⟨
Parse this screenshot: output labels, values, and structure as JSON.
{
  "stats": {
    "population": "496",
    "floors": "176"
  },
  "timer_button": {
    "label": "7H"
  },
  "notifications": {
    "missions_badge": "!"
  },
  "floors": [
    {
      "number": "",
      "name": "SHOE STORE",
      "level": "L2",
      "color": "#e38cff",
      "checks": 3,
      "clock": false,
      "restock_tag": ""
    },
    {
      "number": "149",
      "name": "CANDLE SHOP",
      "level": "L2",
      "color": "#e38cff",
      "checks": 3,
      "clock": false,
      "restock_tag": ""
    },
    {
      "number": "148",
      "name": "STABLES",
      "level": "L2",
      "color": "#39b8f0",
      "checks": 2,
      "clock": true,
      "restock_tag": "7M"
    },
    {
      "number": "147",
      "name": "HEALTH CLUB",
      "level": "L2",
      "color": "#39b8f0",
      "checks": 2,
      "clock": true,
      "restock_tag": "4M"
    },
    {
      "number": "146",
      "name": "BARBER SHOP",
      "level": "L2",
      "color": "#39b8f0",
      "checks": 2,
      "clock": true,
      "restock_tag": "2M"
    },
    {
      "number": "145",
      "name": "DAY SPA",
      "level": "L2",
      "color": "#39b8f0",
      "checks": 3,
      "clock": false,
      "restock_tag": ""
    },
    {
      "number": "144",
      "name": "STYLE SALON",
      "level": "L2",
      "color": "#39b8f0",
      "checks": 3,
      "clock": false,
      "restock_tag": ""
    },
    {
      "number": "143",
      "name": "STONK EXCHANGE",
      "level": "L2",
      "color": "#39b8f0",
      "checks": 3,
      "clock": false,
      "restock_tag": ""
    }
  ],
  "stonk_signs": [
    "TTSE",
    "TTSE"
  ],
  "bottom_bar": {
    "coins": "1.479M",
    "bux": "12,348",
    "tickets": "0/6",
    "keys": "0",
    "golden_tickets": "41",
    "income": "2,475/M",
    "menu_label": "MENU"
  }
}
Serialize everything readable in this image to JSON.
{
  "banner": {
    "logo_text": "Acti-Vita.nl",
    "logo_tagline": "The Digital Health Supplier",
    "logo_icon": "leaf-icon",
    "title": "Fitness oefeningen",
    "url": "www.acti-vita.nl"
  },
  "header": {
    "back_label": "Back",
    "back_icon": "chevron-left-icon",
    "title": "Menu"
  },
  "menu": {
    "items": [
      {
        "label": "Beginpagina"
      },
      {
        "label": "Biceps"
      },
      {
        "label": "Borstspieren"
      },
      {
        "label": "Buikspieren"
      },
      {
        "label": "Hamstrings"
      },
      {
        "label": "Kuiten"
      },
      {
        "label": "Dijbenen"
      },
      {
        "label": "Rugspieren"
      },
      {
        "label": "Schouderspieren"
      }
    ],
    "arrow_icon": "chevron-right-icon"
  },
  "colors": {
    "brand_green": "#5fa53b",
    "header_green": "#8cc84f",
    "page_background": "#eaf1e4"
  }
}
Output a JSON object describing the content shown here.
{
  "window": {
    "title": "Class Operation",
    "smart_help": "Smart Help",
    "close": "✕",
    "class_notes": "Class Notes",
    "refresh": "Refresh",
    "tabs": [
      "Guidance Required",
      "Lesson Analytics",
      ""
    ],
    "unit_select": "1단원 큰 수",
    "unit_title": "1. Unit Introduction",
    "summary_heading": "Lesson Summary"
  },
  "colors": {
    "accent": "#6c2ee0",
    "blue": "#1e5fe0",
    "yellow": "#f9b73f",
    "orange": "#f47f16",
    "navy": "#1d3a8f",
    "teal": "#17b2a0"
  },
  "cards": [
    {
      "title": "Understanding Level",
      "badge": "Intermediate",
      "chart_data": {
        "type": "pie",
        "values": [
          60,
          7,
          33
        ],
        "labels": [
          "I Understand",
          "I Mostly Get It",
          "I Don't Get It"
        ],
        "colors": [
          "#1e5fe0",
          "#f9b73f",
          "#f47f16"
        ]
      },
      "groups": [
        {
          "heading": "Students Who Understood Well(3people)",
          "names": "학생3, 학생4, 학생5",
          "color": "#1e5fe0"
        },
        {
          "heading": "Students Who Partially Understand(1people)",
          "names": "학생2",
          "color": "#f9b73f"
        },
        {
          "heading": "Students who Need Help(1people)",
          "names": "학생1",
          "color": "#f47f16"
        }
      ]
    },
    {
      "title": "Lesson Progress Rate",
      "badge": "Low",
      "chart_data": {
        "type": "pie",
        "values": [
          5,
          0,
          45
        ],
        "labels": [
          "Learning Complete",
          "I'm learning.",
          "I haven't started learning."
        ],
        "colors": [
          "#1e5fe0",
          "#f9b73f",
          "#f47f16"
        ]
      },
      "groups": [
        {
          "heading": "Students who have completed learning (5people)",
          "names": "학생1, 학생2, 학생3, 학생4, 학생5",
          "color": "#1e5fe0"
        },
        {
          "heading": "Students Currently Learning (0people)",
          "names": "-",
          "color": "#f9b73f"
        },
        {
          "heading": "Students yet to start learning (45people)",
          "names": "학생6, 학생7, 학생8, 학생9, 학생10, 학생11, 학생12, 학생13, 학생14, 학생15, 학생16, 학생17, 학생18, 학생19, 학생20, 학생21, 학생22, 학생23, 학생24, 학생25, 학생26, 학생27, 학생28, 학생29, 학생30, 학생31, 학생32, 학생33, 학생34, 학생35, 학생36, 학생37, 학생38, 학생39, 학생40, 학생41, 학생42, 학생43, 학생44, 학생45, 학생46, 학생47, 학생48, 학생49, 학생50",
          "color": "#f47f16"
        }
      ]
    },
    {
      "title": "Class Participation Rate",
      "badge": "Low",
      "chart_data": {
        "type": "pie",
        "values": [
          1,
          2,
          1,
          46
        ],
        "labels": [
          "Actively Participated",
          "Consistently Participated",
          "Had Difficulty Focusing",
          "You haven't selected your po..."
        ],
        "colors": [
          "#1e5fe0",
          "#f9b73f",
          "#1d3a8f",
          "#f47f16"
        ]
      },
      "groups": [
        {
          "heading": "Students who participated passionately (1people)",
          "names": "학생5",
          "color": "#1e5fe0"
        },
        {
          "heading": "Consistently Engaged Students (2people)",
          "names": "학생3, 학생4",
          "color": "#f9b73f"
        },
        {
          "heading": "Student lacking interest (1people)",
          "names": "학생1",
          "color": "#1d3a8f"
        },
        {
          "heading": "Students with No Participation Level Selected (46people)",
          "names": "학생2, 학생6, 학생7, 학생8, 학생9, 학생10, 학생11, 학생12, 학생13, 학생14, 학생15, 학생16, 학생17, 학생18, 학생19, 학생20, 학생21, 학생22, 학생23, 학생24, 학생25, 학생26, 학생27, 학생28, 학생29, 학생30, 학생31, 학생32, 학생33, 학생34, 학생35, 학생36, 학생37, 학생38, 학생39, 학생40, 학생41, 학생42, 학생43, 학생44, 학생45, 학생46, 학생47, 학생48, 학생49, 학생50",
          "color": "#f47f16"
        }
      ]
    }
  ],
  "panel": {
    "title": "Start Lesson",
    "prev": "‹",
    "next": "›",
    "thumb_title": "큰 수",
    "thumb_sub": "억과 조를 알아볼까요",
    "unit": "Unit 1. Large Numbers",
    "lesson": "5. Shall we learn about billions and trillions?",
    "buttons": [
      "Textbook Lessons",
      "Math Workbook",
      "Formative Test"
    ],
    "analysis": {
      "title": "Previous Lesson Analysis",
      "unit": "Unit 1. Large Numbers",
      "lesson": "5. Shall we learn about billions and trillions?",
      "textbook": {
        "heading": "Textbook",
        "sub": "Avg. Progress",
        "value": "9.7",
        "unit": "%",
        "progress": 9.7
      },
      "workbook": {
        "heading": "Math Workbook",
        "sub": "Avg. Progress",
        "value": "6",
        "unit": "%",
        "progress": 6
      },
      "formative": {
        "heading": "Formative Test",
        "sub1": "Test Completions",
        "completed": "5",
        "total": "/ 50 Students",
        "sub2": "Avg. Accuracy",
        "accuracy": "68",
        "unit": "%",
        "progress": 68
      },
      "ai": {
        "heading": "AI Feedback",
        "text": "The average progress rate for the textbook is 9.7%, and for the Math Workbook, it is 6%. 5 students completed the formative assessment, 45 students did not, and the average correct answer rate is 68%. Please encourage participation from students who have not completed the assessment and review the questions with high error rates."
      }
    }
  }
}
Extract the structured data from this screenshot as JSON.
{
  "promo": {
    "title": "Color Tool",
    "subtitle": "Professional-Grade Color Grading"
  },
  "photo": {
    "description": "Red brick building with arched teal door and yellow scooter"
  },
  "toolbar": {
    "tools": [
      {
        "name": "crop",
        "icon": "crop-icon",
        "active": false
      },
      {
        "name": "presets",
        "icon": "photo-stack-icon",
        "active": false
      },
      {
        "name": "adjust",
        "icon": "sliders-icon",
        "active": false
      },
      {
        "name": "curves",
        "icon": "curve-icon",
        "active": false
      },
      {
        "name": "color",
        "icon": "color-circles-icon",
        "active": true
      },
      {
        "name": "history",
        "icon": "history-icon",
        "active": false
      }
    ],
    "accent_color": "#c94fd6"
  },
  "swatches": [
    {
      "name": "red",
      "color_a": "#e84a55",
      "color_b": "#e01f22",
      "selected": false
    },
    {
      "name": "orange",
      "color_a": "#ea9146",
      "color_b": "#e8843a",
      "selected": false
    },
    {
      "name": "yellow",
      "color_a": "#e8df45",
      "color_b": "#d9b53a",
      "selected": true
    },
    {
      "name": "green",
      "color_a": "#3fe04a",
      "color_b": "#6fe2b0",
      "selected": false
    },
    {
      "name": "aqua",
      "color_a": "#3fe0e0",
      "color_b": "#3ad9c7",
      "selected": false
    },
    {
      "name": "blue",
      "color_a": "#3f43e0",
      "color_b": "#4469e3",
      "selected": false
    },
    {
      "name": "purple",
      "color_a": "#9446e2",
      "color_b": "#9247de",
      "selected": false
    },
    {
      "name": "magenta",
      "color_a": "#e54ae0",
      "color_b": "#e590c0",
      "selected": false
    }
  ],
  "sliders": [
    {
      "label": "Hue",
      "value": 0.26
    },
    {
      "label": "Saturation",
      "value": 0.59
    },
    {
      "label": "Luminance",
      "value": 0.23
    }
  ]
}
⟩
§ **EXERCISE INSTRUCTIONS**
Copy each line in the data that holds the word "Numbers".

§ **OUTPUT**
    "unit": "Unit 1. Large Numbers",
      "unit": "Unit 1. Large Numbers",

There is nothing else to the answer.